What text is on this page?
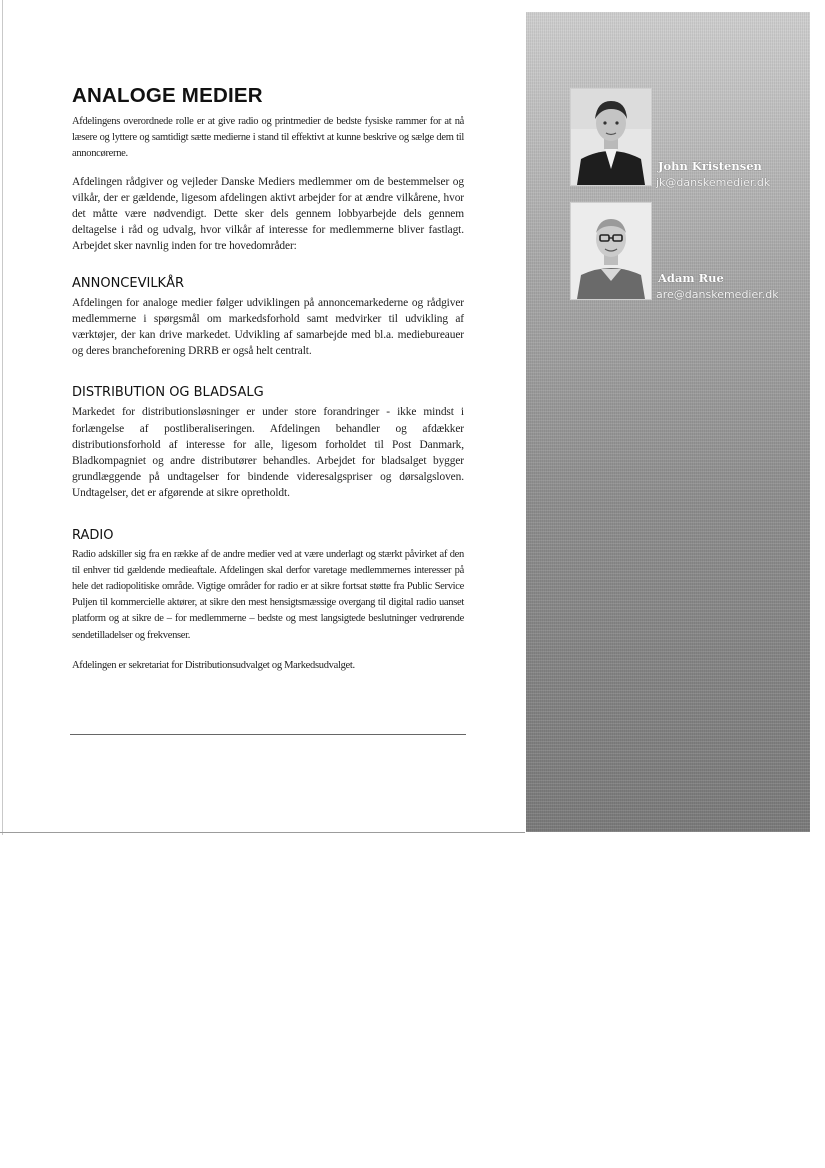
ANALOGE MEDIER

Afdelingens overordnede rolle er at give radio og printmedier de bedste fysiske rammer for at nå læsere og lyttere og samtidigt sætte medierne i stand til effektivt at kunne beskrive og sælge dem til annoncørerne.

Afdelingen rådgiver og vejleder Danske Mediers medlemmer om de bestemmelser og vilkår, der er gældende, ligesom afdelingen aktivt arbejder for at ændre vilkårene, hvor det måtte være nødvendigt. Dette sker dels gennem lobbyarbejde dels gennem deltagelse i råd og udvalg, hvor vilkår af interesse for medlemmerne bliver fastlagt. Arbejdet sker navnlig inden for tre hovedområder:

ANNONCEVILKÅR

Afdelingen for analoge medier følger udviklingen på annoncemarkederne og rådgiver medlemmerne i spørgsmål om markedsforhold samt medvirker til udvikling af værktøjer, der kan drive markedet. Udvikling af samarbejde med bl.a. mediebureauer og deres brancheforening DRRB er også helt centralt.

DISTRIBUTION OG BLADSALG

Markedet for distributionsløsninger er under store forandringer - ikke mindst i forlængelse af postliberaliseringen. Afdelingen behandler og afdækker distributionsforhold af interesse for alle, ligesom forholdet til Post Danmark, Bladkompagniet og andre distributører behandles. Arbejdet for bladsalget bygger grundlæggende på undtagelser for bindende videresalgspriser og dørsalgsloven. Undtagelser, det er afgørende at sikre opretholdt.

RADIO

Radio adskiller sig fra en række af de andre medier ved at være underlagt og stærkt påvirket af den til enhver tid gældende medieaftale. Afdelingen skal derfor varetage medlemmernes interesser på hele det radiopolitiske område. Vigtige områder for radio er at sikre fortsat støtte fra Public Service Puljen til kommercielle aktører, at sikre den mest hensigtsmæssige overgang til digital radio uanset platform og at sikre de – for medlemmerne – bedste og mest langsigtede beslutninger vedrørende sendetilladelser og frekvenser.

Afdelingen er sekretariat for Distributionsudvalget og Markedsudvalget.

John Kristensen
jk@danskemedier.dk
Adam Rue
are@danskemedier.dk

===============

**WRITTEN TASK:** Omit every picture, then reproduce the rest of the listing exactly.

**SOLVED EXERCISE:**
What text is on this page?
ANALOGE MEDIER

Afdelingens overordnede rolle er at give radio og printmedier de bedste fysiske rammer for at nå læsere og lyttere og samtidigt sætte medierne i stand til effektivt at kunne beskrive og sælge dem til annoncørerne.

Afdelingen rådgiver og vejleder Danske Mediers medlemmer om de bestemmelser og vilkår, der er gældende, ligesom afdelingen aktivt arbejder for at ændre vilkårene, hvor det måtte være nødvendigt. Dette sker dels gennem lobbyarbejde dels gennem deltagelse i råd og udvalg, hvor vilkår af interesse for medlemmerne bliver fastlagt. Arbejdet sker navnlig inden for tre hovedområder:

ANNONCEVILKÅR

Afdelingen for analoge medier følger udviklingen på annoncemarkederne og rådgiver medlemmerne i spørgsmål om markedsforhold samt medvirker til udvikling af værktøjer, der kan drive markedet. Udvikling af samarbejde med bl.a. mediebureauer og deres brancheforening DRRB er også helt centralt.

DISTRIBUTION OG BLADSALG

Markedet for distributionsløsninger er under store forandringer - ikke mindst i forlængelse af postliberaliseringen. Afdelingen behandler og afdækker distributionsforhold af interesse for alle, ligesom forholdet til Post Danmark, Bladkompagniet og andre distributører behandles. Arbejdet for bladsalget bygger grundlæggende på undtagelser for bindende videresalgspriser og dørsalgsloven. Undtagelser, det er afgørende at sikre opretholdt.

RADIO

Radio adskiller sig fra en række af de andre medier ved at være underlagt og stærkt påvirket af den til enhver tid gældende medieaftale. Afdelingen skal derfor varetage medlemmernes interesser på hele det radiopolitiske område. Vigtige områder for radio er at sikre fortsat støtte fra Public Service Puljen til kommercielle aktører, at sikre den mest hensigtsmæssige overgang til digital radio uanset platform og at sikre de – for medlemmerne – bedste og mest langsigtede beslutninger vedrørende sendetilladelser og frekvenser.

Afdelingen er sekretariat for Distributionsudvalget og Markedsudvalget.

John Kristensen
jk@danskemedier.dk
Adam Rue
are@danskemedier.dk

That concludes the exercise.